▶ _SUPPLIED ENTRIES_:
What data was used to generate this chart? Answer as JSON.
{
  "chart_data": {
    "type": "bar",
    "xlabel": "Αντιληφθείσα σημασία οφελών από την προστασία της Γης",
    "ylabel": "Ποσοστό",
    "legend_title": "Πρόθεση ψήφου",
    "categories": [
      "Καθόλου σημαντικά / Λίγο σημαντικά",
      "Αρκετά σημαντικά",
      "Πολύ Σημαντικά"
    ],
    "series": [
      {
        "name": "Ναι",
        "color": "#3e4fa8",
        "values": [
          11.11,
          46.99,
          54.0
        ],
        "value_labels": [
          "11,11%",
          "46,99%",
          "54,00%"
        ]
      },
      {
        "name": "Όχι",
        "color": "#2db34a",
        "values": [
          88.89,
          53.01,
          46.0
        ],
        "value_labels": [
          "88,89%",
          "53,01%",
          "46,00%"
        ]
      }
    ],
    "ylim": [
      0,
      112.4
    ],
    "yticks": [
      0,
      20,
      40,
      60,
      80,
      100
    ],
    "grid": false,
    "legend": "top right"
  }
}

* * *

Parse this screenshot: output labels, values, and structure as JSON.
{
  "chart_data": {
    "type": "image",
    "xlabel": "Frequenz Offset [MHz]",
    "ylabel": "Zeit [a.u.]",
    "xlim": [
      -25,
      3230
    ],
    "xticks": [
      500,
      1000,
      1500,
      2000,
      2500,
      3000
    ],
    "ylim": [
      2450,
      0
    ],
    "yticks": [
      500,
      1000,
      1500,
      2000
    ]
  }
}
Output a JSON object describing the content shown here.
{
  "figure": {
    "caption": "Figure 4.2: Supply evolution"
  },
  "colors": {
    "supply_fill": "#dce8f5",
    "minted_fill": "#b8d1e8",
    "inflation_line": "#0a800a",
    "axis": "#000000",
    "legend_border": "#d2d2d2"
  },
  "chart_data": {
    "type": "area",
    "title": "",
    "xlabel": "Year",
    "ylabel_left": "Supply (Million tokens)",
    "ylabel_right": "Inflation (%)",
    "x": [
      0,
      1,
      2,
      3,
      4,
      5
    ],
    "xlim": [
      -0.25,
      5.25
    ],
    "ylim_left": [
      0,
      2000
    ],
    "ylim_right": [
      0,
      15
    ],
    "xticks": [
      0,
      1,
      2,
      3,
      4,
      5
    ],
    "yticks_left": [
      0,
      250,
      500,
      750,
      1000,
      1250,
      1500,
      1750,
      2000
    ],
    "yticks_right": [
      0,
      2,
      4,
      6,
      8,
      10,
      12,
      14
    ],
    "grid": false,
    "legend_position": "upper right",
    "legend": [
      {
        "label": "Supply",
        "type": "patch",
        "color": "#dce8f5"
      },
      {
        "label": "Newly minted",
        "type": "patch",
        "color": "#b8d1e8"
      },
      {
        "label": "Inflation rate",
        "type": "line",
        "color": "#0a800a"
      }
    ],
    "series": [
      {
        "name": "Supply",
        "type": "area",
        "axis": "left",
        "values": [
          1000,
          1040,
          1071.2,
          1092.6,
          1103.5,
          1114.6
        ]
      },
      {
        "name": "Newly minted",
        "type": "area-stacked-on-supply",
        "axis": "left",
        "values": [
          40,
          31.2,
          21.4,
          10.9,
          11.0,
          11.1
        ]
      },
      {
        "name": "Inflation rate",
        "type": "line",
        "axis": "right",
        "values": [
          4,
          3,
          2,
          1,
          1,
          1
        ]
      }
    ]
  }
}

▶ _AIM OF THE TASK_:
Consider the entries above and return each line with the string "name".

▶ _WRITTEN REPLY_:
        "name": "Ναι",
        "name": "Όχι",
        "name": "Supply",
        "name": "Newly minted",
        "name": "Inflation rate",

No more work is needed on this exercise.